Given request: Report all lines holding "text".

>> START Listed records

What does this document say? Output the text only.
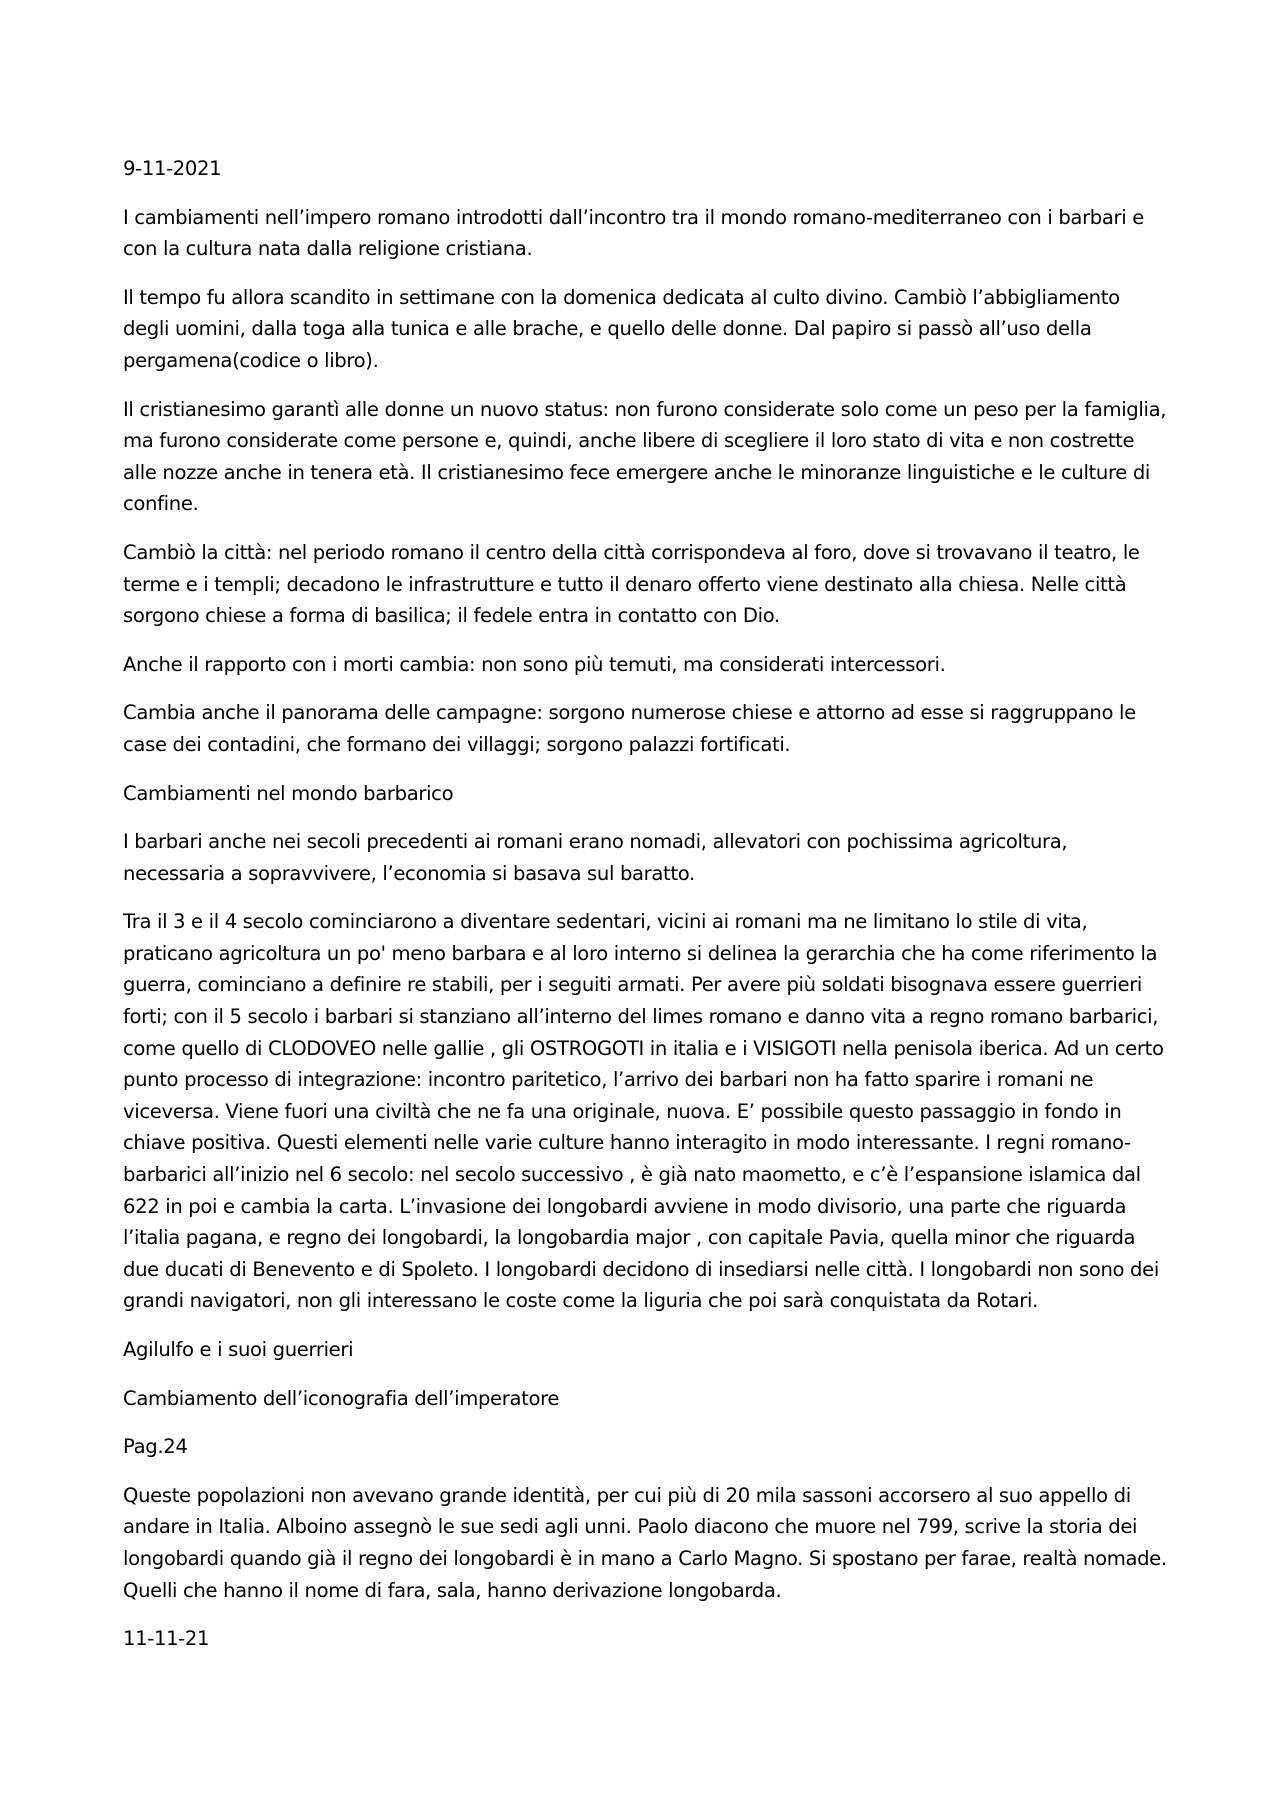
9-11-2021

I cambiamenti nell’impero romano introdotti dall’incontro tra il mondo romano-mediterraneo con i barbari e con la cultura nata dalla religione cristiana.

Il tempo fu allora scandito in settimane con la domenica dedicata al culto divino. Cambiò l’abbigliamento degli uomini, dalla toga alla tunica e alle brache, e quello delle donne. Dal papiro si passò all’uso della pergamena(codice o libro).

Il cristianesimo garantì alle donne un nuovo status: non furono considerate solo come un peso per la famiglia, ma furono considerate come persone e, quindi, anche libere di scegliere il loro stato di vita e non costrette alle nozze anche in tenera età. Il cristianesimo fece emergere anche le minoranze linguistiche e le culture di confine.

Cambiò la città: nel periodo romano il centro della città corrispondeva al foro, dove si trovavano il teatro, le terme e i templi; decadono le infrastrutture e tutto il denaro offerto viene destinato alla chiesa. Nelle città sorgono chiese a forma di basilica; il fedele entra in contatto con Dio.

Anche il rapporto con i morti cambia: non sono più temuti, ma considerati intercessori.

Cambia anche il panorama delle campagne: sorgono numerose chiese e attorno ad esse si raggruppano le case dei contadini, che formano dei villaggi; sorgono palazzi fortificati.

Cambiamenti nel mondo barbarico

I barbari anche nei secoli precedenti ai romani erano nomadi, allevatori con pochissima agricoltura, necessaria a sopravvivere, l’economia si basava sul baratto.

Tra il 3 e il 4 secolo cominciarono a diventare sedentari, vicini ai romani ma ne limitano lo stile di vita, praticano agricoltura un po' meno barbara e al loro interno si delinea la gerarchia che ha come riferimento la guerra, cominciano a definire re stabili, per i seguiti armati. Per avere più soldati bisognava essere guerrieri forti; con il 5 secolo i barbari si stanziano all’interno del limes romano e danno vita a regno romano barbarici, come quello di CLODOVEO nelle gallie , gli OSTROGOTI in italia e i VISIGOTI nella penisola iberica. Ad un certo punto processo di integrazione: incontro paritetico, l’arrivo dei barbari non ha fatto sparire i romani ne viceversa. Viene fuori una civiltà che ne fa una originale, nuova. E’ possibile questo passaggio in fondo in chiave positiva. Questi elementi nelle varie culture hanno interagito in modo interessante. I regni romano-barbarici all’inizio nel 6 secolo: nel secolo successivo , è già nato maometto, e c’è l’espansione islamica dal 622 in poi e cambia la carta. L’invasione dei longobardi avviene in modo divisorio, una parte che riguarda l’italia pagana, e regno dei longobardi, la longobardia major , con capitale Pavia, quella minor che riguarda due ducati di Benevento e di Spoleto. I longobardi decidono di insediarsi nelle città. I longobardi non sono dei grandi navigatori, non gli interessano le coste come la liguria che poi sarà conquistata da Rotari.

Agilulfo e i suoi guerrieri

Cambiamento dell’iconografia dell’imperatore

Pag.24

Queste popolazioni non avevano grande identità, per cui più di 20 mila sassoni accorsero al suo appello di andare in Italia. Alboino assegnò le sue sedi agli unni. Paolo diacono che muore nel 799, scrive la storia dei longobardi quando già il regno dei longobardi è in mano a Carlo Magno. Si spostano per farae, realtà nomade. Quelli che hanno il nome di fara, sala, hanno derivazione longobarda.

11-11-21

>> END Listed records
>> START Listed records

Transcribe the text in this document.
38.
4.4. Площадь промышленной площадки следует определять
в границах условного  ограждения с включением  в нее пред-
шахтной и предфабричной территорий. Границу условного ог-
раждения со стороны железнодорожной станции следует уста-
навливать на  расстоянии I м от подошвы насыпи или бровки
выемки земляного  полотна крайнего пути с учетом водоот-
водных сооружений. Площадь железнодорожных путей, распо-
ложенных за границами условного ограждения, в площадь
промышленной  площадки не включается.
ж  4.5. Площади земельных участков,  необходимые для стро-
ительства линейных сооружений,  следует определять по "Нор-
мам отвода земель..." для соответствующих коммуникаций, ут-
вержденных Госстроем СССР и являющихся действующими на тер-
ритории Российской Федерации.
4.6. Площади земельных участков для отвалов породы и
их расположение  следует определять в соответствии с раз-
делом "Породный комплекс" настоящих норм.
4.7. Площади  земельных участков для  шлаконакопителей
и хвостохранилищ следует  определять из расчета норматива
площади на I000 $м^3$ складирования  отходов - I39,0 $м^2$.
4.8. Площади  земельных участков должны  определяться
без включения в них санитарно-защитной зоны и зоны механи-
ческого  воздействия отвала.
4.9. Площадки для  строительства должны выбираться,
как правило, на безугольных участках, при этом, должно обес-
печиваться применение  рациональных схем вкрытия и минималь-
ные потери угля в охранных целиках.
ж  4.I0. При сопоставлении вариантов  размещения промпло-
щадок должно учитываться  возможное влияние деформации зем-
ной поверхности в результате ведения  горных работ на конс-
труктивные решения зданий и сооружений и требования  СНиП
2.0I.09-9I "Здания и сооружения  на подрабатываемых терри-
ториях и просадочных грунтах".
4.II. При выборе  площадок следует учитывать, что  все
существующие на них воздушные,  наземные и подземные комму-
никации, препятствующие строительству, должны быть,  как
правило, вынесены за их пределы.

>> END Listed records

Result for this exercise:
What does this document say? Output the text only.
Transcribe the text in this document.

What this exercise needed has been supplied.